┌─ Stored records
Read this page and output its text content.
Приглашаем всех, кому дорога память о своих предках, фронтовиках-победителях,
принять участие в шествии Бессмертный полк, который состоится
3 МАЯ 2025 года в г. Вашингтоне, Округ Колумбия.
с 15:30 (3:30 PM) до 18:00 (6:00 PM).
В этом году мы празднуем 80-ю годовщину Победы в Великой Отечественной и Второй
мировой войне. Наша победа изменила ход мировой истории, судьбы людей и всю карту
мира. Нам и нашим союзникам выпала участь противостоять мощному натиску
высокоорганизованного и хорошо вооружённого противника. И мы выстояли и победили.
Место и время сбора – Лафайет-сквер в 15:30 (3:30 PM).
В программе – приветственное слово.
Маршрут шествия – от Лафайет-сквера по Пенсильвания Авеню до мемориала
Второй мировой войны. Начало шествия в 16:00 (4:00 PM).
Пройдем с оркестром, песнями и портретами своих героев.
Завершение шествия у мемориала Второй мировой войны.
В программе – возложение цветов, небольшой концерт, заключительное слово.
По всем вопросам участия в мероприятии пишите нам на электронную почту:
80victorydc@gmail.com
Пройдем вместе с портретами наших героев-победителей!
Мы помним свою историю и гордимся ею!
└─
» Prompt: Make an exact copy of the material above.

» Correct result:
Read this page and output its text content.
Приглашаем всех, кому дорога память о своих предках, фронтовиках-победителях,
принять участие в шествии Бессмертный полк, который состоится
3 МАЯ 2025 года в г. Вашингтоне, Округ Колумбия.
с 15:30 (3:30 PM) до 18:00 (6:00 PM).
В этом году мы празднуем 80-ю годовщину Победы в Великой Отечественной и Второй
мировой войне. Наша победа изменила ход мировой истории, судьбы людей и всю карту
мира. Нам и нашим союзникам выпала участь противостоять мощному натиску
высокоорганизованного и хорошо вооружённого противника. И мы выстояли и победили.
Место и время сбора – Лафайет-сквер в 15:30 (3:30 PM).
В программе – приветственное слово.
Маршрут шествия – от Лафайет-сквера по Пенсильвания Авеню до мемориала
Второй мировой войны. Начало шествия в 16:00 (4:00 PM).
Пройдем с оркестром, песнями и портретами своих героев.
Завершение шествия у мемориала Второй мировой войны.
В программе – возложение цветов, небольшой концерт, заключительное слово.
По всем вопросам участия в мероприятии пишите нам на электронную почту:
80victorydc@gmail.com
Пройдем вместе с портретами наших героев-победителей!
Мы помним свою историю и гордимся ею!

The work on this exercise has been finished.